What needs to be done:
Rewrite the data as a numbered list, from its first line through the line containing "- changelist-file-name: .gitignore: [217, 504, 279, 521]", both included. Leave out any blank lines.
--- start Task data ---
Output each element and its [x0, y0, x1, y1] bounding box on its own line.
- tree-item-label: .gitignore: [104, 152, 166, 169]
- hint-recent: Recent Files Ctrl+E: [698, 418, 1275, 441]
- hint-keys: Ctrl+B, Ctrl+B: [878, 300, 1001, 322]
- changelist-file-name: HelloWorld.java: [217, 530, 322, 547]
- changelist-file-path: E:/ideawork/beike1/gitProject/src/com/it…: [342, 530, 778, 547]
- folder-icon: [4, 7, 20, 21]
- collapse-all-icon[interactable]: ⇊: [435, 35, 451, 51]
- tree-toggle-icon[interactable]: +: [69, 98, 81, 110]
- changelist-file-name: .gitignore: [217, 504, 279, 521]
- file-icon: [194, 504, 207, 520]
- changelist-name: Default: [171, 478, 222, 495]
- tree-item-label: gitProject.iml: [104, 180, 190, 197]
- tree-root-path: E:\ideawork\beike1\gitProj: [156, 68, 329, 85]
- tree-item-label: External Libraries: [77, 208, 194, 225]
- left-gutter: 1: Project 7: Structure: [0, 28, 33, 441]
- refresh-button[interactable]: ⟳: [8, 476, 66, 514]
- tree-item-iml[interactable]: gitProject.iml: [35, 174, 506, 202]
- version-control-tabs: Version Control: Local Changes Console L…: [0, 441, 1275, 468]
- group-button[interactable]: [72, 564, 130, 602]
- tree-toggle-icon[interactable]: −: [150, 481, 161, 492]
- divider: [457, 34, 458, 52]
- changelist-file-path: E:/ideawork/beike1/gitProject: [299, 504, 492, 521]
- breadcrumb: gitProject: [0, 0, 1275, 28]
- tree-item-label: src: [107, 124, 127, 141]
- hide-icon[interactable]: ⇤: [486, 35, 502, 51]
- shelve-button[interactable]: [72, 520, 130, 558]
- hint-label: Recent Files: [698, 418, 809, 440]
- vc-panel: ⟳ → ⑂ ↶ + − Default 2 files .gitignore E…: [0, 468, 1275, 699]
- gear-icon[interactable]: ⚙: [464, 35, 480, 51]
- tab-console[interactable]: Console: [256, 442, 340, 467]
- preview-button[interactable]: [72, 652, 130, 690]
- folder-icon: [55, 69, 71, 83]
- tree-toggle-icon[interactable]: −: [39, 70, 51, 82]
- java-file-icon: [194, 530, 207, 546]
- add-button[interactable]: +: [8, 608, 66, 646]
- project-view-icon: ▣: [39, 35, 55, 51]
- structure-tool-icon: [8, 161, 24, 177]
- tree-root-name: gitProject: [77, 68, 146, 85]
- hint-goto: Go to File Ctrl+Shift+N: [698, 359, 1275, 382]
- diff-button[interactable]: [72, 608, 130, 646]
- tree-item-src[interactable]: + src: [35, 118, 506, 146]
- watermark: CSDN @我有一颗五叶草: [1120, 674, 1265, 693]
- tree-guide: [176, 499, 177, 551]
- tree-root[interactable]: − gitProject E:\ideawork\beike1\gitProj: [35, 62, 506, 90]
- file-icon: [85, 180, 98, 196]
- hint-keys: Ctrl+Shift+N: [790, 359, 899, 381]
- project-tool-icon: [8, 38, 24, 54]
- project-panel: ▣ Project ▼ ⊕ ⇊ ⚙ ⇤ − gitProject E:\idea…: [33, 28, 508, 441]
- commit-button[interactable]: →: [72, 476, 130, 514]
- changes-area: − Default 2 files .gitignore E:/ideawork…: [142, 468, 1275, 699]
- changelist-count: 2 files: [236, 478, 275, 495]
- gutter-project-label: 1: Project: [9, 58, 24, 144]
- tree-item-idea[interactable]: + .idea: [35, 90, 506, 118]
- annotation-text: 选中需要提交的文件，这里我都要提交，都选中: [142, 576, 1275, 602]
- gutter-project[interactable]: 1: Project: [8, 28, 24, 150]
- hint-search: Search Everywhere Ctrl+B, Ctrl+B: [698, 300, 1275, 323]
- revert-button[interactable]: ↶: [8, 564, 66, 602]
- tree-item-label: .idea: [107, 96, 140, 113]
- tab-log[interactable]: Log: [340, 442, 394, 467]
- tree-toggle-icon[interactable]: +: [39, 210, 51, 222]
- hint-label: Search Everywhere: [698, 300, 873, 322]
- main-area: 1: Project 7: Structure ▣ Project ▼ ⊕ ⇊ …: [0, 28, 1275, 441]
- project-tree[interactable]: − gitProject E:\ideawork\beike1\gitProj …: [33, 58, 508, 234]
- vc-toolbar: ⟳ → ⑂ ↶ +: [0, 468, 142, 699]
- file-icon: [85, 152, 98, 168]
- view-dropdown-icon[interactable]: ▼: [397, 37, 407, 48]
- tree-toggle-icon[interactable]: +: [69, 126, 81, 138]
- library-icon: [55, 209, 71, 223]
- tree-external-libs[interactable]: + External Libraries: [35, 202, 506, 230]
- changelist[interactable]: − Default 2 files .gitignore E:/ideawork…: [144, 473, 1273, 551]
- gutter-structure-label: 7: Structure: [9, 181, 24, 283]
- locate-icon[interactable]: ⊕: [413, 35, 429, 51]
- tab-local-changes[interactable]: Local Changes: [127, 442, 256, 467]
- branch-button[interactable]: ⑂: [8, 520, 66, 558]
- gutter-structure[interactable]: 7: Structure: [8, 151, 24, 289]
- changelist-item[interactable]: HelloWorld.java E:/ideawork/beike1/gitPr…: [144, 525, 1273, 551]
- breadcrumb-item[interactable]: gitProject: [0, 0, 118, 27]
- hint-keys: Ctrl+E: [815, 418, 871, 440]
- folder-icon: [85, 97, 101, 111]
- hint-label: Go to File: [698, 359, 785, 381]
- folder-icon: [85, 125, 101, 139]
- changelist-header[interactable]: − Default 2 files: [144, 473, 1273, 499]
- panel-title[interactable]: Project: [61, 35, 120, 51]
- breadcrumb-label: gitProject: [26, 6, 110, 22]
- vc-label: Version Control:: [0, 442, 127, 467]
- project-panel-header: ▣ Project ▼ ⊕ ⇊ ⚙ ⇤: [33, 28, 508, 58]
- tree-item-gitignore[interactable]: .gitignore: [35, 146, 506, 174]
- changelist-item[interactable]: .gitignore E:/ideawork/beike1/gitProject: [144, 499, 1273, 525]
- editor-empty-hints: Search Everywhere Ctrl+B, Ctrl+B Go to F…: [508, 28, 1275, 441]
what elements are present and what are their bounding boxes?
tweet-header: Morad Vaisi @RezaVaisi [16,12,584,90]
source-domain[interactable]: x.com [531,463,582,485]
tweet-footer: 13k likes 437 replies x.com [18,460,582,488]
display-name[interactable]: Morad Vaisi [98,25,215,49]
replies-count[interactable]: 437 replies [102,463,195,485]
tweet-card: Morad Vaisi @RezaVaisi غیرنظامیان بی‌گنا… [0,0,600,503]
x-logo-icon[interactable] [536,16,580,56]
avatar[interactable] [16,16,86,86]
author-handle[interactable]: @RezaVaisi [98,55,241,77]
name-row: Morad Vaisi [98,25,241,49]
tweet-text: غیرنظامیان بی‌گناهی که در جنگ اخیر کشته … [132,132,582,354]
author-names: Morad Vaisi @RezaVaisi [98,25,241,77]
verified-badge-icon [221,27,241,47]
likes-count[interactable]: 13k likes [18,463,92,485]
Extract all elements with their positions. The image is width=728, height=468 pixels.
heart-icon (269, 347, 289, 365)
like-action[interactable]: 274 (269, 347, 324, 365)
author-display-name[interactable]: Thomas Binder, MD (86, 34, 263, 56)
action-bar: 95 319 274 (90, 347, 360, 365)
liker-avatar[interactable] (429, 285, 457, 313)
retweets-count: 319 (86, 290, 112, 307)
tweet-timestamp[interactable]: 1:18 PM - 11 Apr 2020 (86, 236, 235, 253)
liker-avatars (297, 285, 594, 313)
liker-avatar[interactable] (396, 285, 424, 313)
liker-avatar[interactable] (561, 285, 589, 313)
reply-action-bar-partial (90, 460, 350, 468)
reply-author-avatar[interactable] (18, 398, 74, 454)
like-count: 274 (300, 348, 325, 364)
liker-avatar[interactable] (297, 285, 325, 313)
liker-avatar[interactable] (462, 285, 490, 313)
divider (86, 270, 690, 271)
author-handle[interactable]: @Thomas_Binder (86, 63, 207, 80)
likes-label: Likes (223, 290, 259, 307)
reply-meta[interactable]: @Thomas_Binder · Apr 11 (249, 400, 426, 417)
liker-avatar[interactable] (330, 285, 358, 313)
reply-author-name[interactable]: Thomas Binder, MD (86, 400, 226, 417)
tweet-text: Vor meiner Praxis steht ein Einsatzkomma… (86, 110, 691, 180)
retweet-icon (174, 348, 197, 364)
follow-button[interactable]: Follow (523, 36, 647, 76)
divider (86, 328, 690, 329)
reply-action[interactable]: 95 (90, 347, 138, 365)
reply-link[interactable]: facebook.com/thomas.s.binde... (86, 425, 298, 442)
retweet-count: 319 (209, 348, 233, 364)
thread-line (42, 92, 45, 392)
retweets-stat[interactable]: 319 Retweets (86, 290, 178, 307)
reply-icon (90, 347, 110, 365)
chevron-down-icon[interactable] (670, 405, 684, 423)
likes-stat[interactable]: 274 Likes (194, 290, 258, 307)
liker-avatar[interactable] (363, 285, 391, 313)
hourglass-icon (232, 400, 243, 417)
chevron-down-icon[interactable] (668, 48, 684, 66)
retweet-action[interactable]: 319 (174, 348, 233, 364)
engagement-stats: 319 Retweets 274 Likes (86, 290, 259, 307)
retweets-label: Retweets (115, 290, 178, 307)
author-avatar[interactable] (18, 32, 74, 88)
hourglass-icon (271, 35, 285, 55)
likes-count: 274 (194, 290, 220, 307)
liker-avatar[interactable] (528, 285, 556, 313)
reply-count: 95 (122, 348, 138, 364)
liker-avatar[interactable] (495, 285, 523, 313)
--- end Task data ---
Written answer:
1. Output each element and its [x0, y0, x1, y1] bounding box on its own line.
2. - tree-item-label: .gitignore: [104, 152, 166, 169]
3. - hint-recent: Recent Files Ctrl+E: [698, 418, 1275, 441]
4. - hint-keys: Ctrl+B, Ctrl+B: [878, 300, 1001, 322]
5. - changelist-file-name: HelloWorld.java: [217, 530, 322, 547]
6. - changelist-file-path: E:/ideawork/beike1/gitProject/src/com/it…: [342, 530, 778, 547]
7. - folder-icon: [4, 7, 20, 21]
8. - collapse-all-icon[interactable]: ⇊: [435, 35, 451, 51]
9. - tree-toggle-icon[interactable]: +: [69, 98, 81, 110]
10. - changelist-file-name: .gitignore: [217, 504, 279, 521]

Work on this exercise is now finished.